» Given task: Where a line of the listing below includes the word "szakindítás", reproduce that line.

────────────────────

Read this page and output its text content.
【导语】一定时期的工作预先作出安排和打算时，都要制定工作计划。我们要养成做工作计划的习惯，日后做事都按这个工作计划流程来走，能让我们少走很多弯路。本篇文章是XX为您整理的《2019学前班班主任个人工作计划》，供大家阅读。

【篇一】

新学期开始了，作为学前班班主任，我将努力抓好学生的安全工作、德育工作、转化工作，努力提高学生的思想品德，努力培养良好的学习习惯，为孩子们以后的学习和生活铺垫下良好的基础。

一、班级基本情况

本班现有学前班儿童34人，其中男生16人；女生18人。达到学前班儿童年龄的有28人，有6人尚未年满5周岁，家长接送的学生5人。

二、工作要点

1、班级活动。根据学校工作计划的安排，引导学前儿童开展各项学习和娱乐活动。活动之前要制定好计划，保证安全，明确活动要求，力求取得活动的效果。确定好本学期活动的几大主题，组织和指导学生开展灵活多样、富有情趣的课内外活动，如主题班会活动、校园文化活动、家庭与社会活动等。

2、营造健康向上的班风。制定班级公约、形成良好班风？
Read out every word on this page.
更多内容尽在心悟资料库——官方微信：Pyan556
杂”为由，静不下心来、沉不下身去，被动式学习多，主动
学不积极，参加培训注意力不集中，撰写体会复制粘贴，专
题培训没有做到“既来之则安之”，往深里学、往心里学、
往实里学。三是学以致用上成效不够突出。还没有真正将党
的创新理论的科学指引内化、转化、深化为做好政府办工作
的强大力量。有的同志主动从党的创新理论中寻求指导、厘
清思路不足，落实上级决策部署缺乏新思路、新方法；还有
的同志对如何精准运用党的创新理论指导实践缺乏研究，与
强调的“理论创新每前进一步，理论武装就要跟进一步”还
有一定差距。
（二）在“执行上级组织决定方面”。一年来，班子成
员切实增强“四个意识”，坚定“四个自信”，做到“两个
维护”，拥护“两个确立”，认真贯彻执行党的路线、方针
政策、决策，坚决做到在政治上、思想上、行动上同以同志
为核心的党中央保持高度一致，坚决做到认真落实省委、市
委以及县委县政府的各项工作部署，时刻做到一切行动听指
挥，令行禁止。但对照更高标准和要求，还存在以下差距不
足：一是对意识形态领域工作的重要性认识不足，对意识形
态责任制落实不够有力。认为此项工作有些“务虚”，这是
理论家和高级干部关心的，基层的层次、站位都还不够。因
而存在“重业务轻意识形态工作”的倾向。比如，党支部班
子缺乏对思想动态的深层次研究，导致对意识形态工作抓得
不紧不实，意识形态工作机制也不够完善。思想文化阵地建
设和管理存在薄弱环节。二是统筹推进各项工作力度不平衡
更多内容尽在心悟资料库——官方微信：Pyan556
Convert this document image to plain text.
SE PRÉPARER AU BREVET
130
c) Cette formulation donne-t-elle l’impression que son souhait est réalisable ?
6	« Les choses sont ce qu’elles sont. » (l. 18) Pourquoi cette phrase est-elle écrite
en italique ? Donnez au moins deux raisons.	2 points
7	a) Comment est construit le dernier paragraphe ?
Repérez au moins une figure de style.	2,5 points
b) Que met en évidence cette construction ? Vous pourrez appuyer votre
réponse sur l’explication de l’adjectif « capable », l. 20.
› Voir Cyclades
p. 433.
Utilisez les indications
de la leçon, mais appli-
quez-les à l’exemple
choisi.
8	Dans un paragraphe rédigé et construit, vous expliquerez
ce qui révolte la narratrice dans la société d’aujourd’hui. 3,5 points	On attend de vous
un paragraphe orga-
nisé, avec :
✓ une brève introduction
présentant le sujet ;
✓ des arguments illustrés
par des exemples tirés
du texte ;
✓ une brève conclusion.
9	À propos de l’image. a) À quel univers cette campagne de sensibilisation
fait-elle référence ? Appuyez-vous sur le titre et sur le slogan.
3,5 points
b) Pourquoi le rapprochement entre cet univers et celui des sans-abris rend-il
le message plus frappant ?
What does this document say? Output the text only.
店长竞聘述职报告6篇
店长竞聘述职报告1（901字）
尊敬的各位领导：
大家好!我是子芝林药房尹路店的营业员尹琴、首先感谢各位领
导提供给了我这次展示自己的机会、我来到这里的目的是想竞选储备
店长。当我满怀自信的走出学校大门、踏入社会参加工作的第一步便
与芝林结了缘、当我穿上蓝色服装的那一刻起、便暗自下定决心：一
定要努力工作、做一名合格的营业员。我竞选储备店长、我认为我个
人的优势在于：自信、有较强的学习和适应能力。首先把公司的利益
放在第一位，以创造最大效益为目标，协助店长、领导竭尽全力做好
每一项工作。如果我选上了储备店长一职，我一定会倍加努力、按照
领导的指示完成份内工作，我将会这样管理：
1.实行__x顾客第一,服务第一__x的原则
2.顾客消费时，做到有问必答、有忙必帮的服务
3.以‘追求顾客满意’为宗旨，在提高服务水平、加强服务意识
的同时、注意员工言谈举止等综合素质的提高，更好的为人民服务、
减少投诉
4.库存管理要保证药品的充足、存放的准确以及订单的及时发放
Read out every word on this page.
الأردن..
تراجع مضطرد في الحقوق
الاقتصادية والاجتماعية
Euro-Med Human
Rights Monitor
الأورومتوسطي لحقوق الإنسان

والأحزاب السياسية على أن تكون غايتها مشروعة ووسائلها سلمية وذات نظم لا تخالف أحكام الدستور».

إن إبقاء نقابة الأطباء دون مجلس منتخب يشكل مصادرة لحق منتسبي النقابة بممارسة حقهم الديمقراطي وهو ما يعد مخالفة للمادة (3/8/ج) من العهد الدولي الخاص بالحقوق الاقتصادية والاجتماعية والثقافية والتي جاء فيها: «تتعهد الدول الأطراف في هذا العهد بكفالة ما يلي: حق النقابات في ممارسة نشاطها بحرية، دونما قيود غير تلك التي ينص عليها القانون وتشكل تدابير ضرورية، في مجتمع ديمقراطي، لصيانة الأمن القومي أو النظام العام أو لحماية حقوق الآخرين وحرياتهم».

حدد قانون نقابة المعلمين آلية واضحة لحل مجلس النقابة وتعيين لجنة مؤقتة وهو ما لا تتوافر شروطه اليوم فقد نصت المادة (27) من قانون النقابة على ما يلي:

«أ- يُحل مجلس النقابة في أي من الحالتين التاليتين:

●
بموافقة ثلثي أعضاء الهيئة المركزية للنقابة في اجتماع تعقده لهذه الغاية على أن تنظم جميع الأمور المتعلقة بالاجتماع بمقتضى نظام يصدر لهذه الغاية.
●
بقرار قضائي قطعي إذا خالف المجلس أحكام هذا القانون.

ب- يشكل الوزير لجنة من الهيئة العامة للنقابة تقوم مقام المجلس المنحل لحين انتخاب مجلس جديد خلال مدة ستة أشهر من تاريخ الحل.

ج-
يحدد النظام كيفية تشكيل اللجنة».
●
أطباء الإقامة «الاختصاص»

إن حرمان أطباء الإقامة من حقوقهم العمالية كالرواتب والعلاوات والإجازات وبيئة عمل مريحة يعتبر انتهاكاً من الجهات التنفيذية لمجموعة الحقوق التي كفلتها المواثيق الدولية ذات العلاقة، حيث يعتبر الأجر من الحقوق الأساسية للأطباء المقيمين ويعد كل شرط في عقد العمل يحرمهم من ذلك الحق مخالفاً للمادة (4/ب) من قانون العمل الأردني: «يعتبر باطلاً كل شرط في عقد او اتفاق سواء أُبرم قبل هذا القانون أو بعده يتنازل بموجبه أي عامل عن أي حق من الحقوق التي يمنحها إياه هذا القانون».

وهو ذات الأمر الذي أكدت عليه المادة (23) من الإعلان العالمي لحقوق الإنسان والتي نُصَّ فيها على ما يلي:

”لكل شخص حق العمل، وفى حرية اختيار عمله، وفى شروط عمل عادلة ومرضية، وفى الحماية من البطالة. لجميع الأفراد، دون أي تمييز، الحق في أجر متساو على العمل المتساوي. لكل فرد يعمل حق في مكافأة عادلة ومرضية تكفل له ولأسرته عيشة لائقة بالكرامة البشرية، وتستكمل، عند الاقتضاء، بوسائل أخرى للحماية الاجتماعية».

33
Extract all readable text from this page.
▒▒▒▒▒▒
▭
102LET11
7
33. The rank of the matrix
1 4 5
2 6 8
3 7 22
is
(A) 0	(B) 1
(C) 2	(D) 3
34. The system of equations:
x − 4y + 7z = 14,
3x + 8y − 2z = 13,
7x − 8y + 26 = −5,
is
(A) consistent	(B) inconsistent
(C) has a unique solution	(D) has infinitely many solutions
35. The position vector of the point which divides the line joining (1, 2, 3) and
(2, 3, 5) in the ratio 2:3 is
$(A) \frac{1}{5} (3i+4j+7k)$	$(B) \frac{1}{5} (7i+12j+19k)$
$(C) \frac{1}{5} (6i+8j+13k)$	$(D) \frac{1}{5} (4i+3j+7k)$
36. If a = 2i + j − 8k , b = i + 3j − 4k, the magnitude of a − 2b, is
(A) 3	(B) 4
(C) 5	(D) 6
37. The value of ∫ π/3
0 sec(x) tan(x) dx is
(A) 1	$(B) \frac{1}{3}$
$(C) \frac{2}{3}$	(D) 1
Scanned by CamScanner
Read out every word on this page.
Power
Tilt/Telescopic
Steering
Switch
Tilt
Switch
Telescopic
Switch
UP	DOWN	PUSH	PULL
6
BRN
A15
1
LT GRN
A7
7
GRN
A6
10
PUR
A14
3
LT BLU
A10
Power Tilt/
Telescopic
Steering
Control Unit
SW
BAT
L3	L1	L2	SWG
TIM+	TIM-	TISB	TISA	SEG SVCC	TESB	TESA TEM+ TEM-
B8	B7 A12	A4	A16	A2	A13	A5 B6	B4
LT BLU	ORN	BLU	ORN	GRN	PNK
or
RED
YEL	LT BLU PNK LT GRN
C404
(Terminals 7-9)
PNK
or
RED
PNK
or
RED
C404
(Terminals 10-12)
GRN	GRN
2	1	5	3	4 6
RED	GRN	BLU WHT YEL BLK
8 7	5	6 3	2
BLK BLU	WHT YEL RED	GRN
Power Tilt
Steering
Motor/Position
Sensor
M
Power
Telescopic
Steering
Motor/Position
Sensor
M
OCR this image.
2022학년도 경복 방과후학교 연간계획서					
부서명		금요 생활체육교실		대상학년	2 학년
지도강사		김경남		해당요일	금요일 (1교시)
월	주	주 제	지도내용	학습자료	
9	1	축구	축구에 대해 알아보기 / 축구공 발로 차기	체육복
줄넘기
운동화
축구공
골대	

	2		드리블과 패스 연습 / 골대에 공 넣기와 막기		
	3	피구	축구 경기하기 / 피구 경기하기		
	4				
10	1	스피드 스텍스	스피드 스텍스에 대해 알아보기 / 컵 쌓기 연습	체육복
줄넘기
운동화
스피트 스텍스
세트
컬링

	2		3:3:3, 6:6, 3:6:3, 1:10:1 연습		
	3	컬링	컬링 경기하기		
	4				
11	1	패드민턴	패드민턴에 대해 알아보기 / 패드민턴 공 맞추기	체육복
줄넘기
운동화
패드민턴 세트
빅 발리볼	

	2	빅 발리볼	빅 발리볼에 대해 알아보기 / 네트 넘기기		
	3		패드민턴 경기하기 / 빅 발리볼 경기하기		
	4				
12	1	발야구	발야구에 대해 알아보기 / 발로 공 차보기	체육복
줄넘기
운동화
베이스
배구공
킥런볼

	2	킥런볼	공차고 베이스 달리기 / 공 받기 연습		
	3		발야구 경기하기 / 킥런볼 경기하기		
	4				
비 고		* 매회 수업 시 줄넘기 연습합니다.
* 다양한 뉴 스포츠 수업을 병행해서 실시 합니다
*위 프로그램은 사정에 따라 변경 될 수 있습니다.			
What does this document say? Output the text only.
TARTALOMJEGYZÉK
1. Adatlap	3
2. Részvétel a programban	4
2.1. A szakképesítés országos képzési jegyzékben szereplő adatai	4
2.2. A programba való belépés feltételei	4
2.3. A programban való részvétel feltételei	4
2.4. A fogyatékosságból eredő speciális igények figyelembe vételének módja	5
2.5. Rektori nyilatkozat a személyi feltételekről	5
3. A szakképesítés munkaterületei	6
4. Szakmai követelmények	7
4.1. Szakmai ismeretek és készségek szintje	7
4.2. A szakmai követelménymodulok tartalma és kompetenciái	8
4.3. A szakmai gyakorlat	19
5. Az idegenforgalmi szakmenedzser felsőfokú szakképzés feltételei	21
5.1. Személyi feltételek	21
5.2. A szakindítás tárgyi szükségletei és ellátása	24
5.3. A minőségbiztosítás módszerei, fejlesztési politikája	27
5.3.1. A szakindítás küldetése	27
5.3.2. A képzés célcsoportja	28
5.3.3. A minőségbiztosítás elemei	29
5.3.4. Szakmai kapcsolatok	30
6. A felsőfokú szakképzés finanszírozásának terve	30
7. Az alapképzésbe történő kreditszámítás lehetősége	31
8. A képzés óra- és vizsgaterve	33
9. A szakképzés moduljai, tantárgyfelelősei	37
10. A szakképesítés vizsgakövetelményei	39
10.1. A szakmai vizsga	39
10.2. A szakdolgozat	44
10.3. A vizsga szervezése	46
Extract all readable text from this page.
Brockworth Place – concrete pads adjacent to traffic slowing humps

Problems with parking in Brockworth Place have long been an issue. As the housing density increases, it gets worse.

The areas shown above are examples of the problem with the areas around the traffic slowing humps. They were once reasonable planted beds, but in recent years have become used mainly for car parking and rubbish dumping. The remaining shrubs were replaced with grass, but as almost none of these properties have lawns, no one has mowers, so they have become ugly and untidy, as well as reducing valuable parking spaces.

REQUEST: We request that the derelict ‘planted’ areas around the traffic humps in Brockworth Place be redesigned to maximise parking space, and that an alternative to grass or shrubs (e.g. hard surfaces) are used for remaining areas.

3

────────────────────

» Solution to the exercise:
5.2. A szakindítás tárgyi szükségletei és ellátása	24
5.3.1. A szakindítás küldetése	27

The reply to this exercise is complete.